» Assignment
Each line from the line containing "Localize each UI" through the last line of the entries is to be reproduced exactly as it stands.

» Input data
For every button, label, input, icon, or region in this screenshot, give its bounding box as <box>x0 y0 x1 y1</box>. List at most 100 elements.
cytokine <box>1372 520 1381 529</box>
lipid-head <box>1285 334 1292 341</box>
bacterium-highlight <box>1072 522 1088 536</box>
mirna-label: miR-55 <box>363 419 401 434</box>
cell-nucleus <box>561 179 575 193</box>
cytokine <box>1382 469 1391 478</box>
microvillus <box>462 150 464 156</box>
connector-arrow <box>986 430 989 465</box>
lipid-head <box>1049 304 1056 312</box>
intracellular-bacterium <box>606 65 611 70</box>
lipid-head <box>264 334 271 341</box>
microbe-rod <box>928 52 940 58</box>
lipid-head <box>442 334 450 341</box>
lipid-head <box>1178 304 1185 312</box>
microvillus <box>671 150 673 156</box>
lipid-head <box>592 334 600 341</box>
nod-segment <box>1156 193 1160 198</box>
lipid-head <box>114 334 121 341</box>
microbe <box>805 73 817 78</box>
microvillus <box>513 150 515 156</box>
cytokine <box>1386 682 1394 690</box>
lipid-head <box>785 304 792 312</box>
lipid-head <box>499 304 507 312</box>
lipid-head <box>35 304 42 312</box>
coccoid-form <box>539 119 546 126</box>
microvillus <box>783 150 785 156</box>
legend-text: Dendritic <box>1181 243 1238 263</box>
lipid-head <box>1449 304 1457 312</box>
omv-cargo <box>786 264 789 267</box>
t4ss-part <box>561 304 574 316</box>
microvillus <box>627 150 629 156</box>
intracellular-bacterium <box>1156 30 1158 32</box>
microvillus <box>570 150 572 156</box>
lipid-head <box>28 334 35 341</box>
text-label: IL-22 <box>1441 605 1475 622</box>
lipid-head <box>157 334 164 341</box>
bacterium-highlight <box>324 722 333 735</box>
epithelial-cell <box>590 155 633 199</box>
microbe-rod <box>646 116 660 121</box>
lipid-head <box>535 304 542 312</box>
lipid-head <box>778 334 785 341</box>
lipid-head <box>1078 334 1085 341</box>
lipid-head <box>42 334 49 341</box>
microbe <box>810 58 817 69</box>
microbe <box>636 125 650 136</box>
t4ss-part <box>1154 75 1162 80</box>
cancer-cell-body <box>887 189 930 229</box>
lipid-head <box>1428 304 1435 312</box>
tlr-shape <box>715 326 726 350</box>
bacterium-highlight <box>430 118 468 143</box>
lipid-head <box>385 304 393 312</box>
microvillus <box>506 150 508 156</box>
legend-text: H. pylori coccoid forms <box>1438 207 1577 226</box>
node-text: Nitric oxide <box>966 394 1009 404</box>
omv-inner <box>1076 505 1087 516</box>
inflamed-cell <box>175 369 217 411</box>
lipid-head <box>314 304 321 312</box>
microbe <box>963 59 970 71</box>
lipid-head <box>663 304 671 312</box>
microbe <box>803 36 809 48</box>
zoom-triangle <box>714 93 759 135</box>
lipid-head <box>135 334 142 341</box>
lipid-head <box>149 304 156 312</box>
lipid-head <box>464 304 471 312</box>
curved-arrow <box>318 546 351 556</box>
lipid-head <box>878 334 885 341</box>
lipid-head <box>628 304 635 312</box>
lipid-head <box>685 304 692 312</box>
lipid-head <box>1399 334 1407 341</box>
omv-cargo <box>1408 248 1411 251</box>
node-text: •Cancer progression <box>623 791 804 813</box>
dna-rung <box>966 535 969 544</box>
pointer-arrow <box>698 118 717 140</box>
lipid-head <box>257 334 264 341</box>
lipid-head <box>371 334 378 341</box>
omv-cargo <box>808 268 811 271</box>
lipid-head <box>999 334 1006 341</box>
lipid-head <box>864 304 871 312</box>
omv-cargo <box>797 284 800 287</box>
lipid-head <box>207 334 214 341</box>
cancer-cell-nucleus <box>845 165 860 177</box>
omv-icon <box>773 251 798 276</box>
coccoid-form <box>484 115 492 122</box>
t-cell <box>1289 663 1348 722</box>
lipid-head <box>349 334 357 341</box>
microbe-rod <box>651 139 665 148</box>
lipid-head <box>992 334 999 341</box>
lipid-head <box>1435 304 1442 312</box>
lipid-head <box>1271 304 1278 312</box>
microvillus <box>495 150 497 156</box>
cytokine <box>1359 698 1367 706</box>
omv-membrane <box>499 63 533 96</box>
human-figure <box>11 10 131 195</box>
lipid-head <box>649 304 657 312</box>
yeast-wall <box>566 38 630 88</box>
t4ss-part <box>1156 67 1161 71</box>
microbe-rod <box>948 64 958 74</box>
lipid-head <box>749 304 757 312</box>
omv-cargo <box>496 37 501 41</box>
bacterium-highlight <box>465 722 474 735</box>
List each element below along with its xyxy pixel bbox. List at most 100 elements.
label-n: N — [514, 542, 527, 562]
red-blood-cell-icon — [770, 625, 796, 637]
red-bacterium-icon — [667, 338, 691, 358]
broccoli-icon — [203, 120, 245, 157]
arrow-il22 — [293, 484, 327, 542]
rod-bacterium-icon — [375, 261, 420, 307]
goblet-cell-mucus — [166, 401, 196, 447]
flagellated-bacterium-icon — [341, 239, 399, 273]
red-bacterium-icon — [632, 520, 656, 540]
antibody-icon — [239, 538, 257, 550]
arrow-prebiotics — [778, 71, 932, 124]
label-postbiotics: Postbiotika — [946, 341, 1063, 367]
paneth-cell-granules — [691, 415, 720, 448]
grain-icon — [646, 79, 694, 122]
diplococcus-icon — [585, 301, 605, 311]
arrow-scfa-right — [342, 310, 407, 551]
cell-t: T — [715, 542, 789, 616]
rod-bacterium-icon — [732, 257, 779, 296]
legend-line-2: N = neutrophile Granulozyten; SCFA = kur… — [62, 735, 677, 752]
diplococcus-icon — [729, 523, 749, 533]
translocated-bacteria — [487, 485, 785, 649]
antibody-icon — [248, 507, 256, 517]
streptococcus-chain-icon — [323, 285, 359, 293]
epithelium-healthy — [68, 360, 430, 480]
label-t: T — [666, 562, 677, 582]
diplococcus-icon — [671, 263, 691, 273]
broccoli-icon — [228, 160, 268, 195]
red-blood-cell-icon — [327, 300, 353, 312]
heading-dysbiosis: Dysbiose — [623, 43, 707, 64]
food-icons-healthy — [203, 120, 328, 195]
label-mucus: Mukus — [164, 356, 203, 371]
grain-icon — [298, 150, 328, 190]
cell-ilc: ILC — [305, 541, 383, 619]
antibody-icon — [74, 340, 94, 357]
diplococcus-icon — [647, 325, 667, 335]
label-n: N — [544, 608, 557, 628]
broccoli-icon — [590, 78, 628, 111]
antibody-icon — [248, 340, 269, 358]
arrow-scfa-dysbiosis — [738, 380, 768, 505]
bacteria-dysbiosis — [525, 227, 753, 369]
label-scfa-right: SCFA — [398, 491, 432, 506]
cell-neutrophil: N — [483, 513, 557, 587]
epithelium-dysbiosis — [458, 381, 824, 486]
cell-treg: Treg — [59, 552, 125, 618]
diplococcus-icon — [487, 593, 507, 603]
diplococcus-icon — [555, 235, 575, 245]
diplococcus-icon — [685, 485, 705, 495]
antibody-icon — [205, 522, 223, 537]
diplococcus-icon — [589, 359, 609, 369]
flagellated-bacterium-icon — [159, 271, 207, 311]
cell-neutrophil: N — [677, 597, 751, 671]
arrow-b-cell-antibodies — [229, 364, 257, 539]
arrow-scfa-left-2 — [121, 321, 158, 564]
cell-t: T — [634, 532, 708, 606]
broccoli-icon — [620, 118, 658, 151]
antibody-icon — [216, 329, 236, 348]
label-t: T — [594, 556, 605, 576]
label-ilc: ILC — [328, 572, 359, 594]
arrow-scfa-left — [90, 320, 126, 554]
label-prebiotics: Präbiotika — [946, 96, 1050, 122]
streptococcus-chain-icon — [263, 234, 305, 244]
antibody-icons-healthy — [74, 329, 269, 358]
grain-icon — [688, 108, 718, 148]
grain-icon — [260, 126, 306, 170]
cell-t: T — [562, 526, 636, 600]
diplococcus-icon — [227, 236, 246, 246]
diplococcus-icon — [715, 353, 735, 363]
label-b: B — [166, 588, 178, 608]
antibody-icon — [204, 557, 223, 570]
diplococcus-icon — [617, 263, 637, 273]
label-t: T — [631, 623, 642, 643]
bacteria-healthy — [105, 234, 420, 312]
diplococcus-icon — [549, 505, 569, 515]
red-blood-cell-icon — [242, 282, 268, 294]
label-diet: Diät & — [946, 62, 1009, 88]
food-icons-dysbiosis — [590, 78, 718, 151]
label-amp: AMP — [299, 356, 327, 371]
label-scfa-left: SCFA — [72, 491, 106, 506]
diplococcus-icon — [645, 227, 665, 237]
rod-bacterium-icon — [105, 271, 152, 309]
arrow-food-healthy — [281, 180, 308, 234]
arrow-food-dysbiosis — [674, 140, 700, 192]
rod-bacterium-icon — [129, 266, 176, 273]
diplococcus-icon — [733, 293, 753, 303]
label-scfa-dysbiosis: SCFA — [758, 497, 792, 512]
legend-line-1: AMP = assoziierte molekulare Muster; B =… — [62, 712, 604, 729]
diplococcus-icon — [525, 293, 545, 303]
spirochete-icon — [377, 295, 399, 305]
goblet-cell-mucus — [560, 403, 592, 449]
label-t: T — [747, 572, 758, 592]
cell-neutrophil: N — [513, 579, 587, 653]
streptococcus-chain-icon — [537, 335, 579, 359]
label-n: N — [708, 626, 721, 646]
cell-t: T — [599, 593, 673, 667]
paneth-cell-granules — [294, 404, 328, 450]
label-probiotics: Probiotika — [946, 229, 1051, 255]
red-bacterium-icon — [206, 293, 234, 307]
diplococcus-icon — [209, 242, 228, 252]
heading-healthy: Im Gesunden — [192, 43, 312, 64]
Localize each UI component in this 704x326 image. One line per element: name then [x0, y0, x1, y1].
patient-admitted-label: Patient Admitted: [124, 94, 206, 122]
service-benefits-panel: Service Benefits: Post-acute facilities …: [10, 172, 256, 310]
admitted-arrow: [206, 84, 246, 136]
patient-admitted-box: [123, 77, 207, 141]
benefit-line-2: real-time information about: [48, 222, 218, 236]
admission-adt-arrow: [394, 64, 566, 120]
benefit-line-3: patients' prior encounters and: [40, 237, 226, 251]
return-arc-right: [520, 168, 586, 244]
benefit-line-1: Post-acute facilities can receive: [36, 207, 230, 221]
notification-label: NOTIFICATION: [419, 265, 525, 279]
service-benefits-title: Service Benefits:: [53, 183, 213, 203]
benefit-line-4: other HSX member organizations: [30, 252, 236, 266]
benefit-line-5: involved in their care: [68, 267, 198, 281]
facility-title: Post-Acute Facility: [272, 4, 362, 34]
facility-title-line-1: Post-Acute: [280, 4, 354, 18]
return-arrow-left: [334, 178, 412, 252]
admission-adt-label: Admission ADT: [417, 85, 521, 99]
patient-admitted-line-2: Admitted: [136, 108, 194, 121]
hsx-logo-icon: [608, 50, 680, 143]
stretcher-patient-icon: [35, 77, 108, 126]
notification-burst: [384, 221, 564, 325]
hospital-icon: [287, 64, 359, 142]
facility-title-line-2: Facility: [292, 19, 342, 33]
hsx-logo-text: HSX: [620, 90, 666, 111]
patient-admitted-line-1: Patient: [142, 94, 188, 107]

» Output of the task
Localize each UI component in this 704x326 image. One line per element: name then [x0, y0, x1, y1].
patient-admitted-label: Patient Admitted: [124, 94, 206, 122]
service-benefits-panel: Service Benefits: Post-acute facilities …: [10, 172, 256, 310]
admitted-arrow: [206, 84, 246, 136]
patient-admitted-box: [123, 77, 207, 141]
benefit-line-2: real-time information about: [48, 222, 218, 236]
admission-adt-arrow: [394, 64, 566, 120]
benefit-line-3: patients' prior encounters and: [40, 237, 226, 251]
return-arc-right: [520, 168, 586, 244]
benefit-line-1: Post-acute facilities can receive: [36, 207, 230, 221]
notification-label: NOTIFICATION: [419, 265, 525, 279]
service-benefits-title: Service Benefits:: [53, 183, 213, 203]
benefit-line-4: other HSX member organizations: [30, 252, 236, 266]
benefit-line-5: involved in their care: [68, 267, 198, 281]
facility-title: Post-Acute Facility: [272, 4, 362, 34]
facility-title-line-1: Post-Acute: [280, 4, 354, 18]
return-arrow-left: [334, 178, 412, 252]
admission-adt-label: Admission ADT: [417, 85, 521, 99]
patient-admitted-line-2: Admitted: [136, 108, 194, 121]
hsx-logo-icon: [608, 50, 680, 143]
stretcher-patient-icon: [35, 77, 108, 126]
notification-burst: [384, 221, 564, 325]
hospital-icon: [287, 64, 359, 142]
facility-title-line-2: Facility: [292, 19, 342, 33]
hsx-logo-text: HSX: [620, 90, 666, 111]
patient-admitted-line-1: Patient: [142, 94, 188, 107]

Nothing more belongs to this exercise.